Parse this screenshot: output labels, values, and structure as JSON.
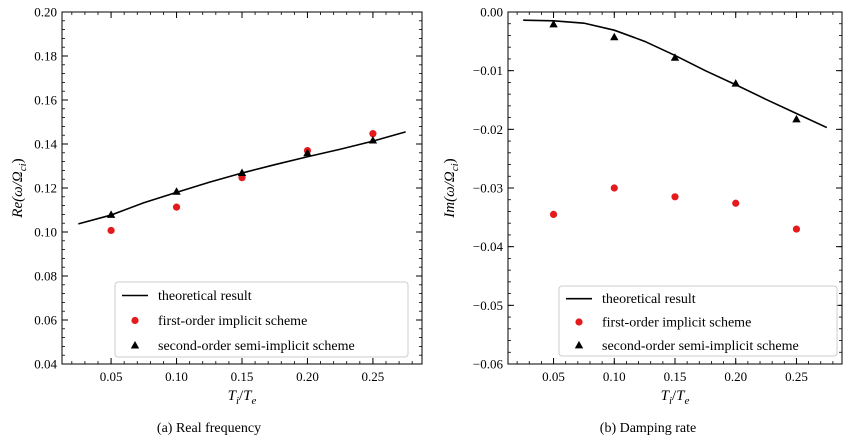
{
  "chart_data": [
    {
      "type": "line+scatter",
      "caption": "(a)  Real frequency",
      "xlabel_main": "T",
      "xlabel_sub1": "i",
      "xlabel_sep": "/",
      "xlabel_main2": "T",
      "xlabel_sub2": "e",
      "ylabel": "Re(ω/Ω",
      "ylabel_sub": "ci",
      "ylabel_end": ")",
      "xlim": [
        0.0125,
        0.2875
      ],
      "ylim": [
        0.04,
        0.2
      ],
      "xticks": [
        0.05,
        0.1,
        0.15,
        0.2,
        0.25
      ],
      "xtick_labels": [
        "0.05",
        "0.10",
        "0.15",
        "0.20",
        "0.25"
      ],
      "yticks": [
        0.04,
        0.06,
        0.08,
        0.1,
        0.12,
        0.14,
        0.16,
        0.18,
        0.2
      ],
      "ytick_labels": [
        "0.04",
        "0.06",
        "0.08",
        "0.10",
        "0.12",
        "0.14",
        "0.16",
        "0.18",
        "0.20"
      ],
      "legend_position": "lower-right",
      "series": [
        {
          "name": "theoretical result",
          "kind": "line",
          "color": "#000000",
          "x": [
            0.025,
            0.05,
            0.075,
            0.1,
            0.125,
            0.15,
            0.175,
            0.2,
            0.225,
            0.25,
            0.275
          ],
          "y": [
            0.1037,
            0.1077,
            0.1133,
            0.118,
            0.1226,
            0.1268,
            0.1306,
            0.1342,
            0.1376,
            0.1413,
            0.1455
          ]
        },
        {
          "name": "first-order implicit scheme",
          "kind": "scatter-circle",
          "color": "#e41a1c",
          "x": [
            0.05,
            0.1,
            0.15,
            0.2,
            0.25
          ],
          "y": [
            0.1007,
            0.1113,
            0.1247,
            0.137,
            0.1447
          ]
        },
        {
          "name": "second-order semi-implicit scheme",
          "kind": "scatter-triangle",
          "color": "#000000",
          "x": [
            0.05,
            0.1,
            0.15,
            0.2,
            0.25
          ],
          "y": [
            0.1078,
            0.1183,
            0.1268,
            0.1358,
            0.1416
          ]
        }
      ]
    },
    {
      "type": "line+scatter",
      "caption": "(b)  Damping rate",
      "xlabel_main": "T",
      "xlabel_sub1": "i",
      "xlabel_sep": "/",
      "xlabel_main2": "T",
      "xlabel_sub2": "e",
      "ylabel": "Im(ω/Ω",
      "ylabel_sub": "ci",
      "ylabel_end": ")",
      "xlim": [
        0.0125,
        0.2875
      ],
      "ylim": [
        -0.06,
        0.0
      ],
      "xticks": [
        0.05,
        0.1,
        0.15,
        0.2,
        0.25
      ],
      "xtick_labels": [
        "0.05",
        "0.10",
        "0.15",
        "0.20",
        "0.25"
      ],
      "yticks": [
        -0.06,
        -0.05,
        -0.04,
        -0.03,
        -0.02,
        -0.01,
        0.0
      ],
      "ytick_labels": [
        "−0.06",
        "−0.05",
        "−0.04",
        "−0.03",
        "−0.02",
        "−0.01",
        "0.00"
      ],
      "legend_position": "lower-right",
      "series": [
        {
          "name": "theoretical result",
          "kind": "line",
          "color": "#000000",
          "x": [
            0.025,
            0.05,
            0.075,
            0.1,
            0.125,
            0.15,
            0.175,
            0.2,
            0.225,
            0.25,
            0.275
          ],
          "y": [
            -0.0014,
            -0.0015,
            -0.0019,
            -0.0031,
            -0.005,
            -0.0074,
            -0.01,
            -0.0124,
            -0.0149,
            -0.0173,
            -0.0197
          ]
        },
        {
          "name": "first-order implicit scheme",
          "kind": "scatter-circle",
          "color": "#e41a1c",
          "x": [
            0.05,
            0.1,
            0.15,
            0.2,
            0.25
          ],
          "y": [
            -0.0345,
            -0.03,
            -0.0315,
            -0.0326,
            -0.037
          ]
        },
        {
          "name": "second-order semi-implicit scheme",
          "kind": "scatter-triangle",
          "color": "#000000",
          "x": [
            0.05,
            0.1,
            0.15,
            0.2,
            0.25
          ],
          "y": [
            -0.0021,
            -0.0043,
            -0.0078,
            -0.0122,
            -0.0183
          ]
        }
      ]
    }
  ]
}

--------

Goal>
The records above are to be restated exactly, without their pictures.

Exercise output>
Parse this screenshot: output labels, values, and structure as JSON.
{
  "chart_data": [
    {
      "type": "line+scatter",
      "caption": "(a)  Real frequency",
      "xlabel_main": "T",
      "xlabel_sub1": "i",
      "xlabel_sep": "/",
      "xlabel_main2": "T",
      "xlabel_sub2": "e",
      "ylabel": "Re(ω/Ω",
      "ylabel_sub": "ci",
      "ylabel_end": ")",
      "xlim": [
        0.0125,
        0.2875
      ],
      "ylim": [
        0.04,
        0.2
      ],
      "xticks": [
        0.05,
        0.1,
        0.15,
        0.2,
        0.25
      ],
      "xtick_labels": [
        "0.05",
        "0.10",
        "0.15",
        "0.20",
        "0.25"
      ],
      "yticks": [
        0.04,
        0.06,
        0.08,
        0.1,
        0.12,
        0.14,
        0.16,
        0.18,
        0.2
      ],
      "ytick_labels": [
        "0.04",
        "0.06",
        "0.08",
        "0.10",
        "0.12",
        "0.14",
        "0.16",
        "0.18",
        "0.20"
      ],
      "legend_position": "lower-right",
      "series": [
        {
          "name": "theoretical result",
          "kind": "line",
          "color": "#000000",
          "x": [
            0.025,
            0.05,
            0.075,
            0.1,
            0.125,
            0.15,
            0.175,
            0.2,
            0.225,
            0.25,
            0.275
          ],
          "y": [
            0.1037,
            0.1077,
            0.1133,
            0.118,
            0.1226,
            0.1268,
            0.1306,
            0.1342,
            0.1376,
            0.1413,
            0.1455
          ]
        },
        {
          "name": "first-order implicit scheme",
          "kind": "scatter-circle",
          "color": "#e41a1c",
          "x": [
            0.05,
            0.1,
            0.15,
            0.2,
            0.25
          ],
          "y": [
            0.1007,
            0.1113,
            0.1247,
            0.137,
            0.1447
          ]
        },
        {
          "name": "second-order semi-implicit scheme",
          "kind": "scatter-triangle",
          "color": "#000000",
          "x": [
            0.05,
            0.1,
            0.15,
            0.2,
            0.25
          ],
          "y": [
            0.1078,
            0.1183,
            0.1268,
            0.1358,
            0.1416
          ]
        }
      ]
    },
    {
      "type": "line+scatter",
      "caption": "(b)  Damping rate",
      "xlabel_main": "T",
      "xlabel_sub1": "i",
      "xlabel_sep": "/",
      "xlabel_main2": "T",
      "xlabel_sub2": "e",
      "ylabel": "Im(ω/Ω",
      "ylabel_sub": "ci",
      "ylabel_end": ")",
      "xlim": [
        0.0125,
        0.2875
      ],
      "ylim": [
        -0.06,
        0.0
      ],
      "xticks": [
        0.05,
        0.1,
        0.15,
        0.2,
        0.25
      ],
      "xtick_labels": [
        "0.05",
        "0.10",
        "0.15",
        "0.20",
        "0.25"
      ],
      "yticks": [
        -0.06,
        -0.05,
        -0.04,
        -0.03,
        -0.02,
        -0.01,
        0.0
      ],
      "ytick_labels": [
        "−0.06",
        "−0.05",
        "−0.04",
        "−0.03",
        "−0.02",
        "−0.01",
        "0.00"
      ],
      "legend_position": "lower-right",
      "series": [
        {
          "name": "theoretical result",
          "kind": "line",
          "color": "#000000",
          "x": [
            0.025,
            0.05,
            0.075,
            0.1,
            0.125,
            0.15,
            0.175,
            0.2,
            0.225,
            0.25,
            0.275
          ],
          "y": [
            -0.0014,
            -0.0015,
            -0.0019,
            -0.0031,
            -0.005,
            -0.0074,
            -0.01,
            -0.0124,
            -0.0149,
            -0.0173,
            -0.0197
          ]
        },
        {
          "name": "first-order implicit scheme",
          "kind": "scatter-circle",
          "color": "#e41a1c",
          "x": [
            0.05,
            0.1,
            0.15,
            0.2,
            0.25
          ],
          "y": [
            -0.0345,
            -0.03,
            -0.0315,
            -0.0326,
            -0.037
          ]
        },
        {
          "name": "second-order semi-implicit scheme",
          "kind": "scatter-triangle",
          "color": "#000000",
          "x": [
            0.05,
            0.1,
            0.15,
            0.2,
            0.25
          ],
          "y": [
            -0.0021,
            -0.0043,
            -0.0078,
            -0.0122,
            -0.0183
          ]
        }
      ]
    }
  ]
}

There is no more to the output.